Written problem —
Print all the data, keeping every line exactly as it is.

Data records:
^^^^^^^^^^^^^^^^

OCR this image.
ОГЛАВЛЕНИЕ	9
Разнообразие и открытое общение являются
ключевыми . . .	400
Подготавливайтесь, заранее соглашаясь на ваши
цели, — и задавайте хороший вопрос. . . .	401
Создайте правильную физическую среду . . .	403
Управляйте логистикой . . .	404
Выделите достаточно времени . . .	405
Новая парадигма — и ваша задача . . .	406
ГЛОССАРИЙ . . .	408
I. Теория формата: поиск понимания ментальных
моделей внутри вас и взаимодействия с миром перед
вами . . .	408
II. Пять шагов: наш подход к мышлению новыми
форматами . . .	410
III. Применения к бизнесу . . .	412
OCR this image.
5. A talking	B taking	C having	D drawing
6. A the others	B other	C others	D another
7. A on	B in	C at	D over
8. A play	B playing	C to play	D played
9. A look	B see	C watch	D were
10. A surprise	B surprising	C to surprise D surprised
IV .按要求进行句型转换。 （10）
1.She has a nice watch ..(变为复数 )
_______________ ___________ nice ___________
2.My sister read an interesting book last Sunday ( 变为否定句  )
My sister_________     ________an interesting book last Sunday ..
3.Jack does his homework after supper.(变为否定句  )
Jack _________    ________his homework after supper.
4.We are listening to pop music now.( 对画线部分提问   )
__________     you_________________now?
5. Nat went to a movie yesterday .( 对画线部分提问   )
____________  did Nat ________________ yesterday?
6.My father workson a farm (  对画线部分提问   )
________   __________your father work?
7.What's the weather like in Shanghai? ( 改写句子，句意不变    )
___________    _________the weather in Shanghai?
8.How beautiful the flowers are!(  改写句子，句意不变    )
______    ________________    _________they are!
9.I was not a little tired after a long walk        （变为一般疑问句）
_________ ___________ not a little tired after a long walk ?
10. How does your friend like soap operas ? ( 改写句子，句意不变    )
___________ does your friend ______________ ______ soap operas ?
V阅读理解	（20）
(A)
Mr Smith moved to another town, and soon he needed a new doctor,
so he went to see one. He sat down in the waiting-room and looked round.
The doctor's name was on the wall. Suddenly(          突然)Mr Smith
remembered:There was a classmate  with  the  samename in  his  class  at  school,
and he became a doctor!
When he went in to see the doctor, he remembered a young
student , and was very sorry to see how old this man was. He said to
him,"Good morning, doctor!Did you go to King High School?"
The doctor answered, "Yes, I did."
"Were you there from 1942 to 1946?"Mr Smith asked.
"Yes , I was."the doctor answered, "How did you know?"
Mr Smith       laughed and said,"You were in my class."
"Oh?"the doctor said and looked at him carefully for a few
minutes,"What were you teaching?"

^^^^^^^^^^^^^^^^

Result of the task —
OCR this image.
ОГЛАВЛЕНИЕ	9
Разнообразие и открытое общение являются
ключевыми . . .	400
Подготавливайтесь, заранее соглашаясь на ваши
цели, — и задавайте хороший вопрос. . . .	401
Создайте правильную физическую среду . . .	403
Управляйте логистикой . . .	404
Выделите достаточно времени . . .	405
Новая парадигма — и ваша задача . . .	406
ГЛОССАРИЙ . . .	408
I. Теория формата: поиск понимания ментальных
моделей внутри вас и взаимодействия с миром перед
вами . . .	408
II. Пять шагов: наш подход к мышлению новыми
форматами . . .	410
III. Применения к бизнесу . . .	412
OCR this image.
5. A talking	B taking	C having	D drawing
6. A the others	B other	C others	D another
7. A on	B in	C at	D over
8. A play	B playing	C to play	D played
9. A look	B see	C watch	D were
10. A surprise	B surprising	C to surprise D surprised
IV .按要求进行句型转换。 （10）
1.She has a nice watch ..(变为复数 )
_______________ ___________ nice ___________
2.My sister read an interesting book last Sunday ( 变为否定句  )
My sister_________     ________an interesting book last Sunday ..
3.Jack does his homework after supper.(变为否定句  )
Jack _________    ________his homework after supper.
4.We are listening to pop music now.( 对画线部分提问   )
__________     you_________________now?
5. Nat went to a movie yesterday .( 对画线部分提问   )
____________  did Nat ________________ yesterday?
6.My father workson a farm (  对画线部分提问   )
________   __________your father work?
7.What's the weather like in Shanghai? ( 改写句子，句意不变    )
___________    _________the weather in Shanghai?
8.How beautiful the flowers are!(  改写句子，句意不变    )
______    ________________    _________they are!
9.I was not a little tired after a long walk        （变为一般疑问句）
_________ ___________ not a little tired after a long walk ?
10. How does your friend like soap operas ? ( 改写句子，句意不变    )
___________ does your friend ______________ ______ soap operas ?
V阅读理解	（20）
(A)
Mr Smith moved to another town, and soon he needed a new doctor,
so he went to see one. He sat down in the waiting-room and looked round.
The doctor's name was on the wall. Suddenly(          突然)Mr Smith
remembered:There was a classmate  with  the  samename in  his  class  at  school,
and he became a doctor!
When he went in to see the doctor, he remembered a young
student , and was very sorry to see how old this man was. He said to
him,"Good morning, doctor!Did you go to King High School?"
The doctor answered, "Yes, I did."
"Were you there from 1942 to 1946?"Mr Smith asked.
"Yes , I was."the doctor answered, "How did you know?"
Mr Smith       laughed and said,"You were in my class."
"Oh?"the doctor said and looked at him carefully for a few
minutes,"What were you teaching?"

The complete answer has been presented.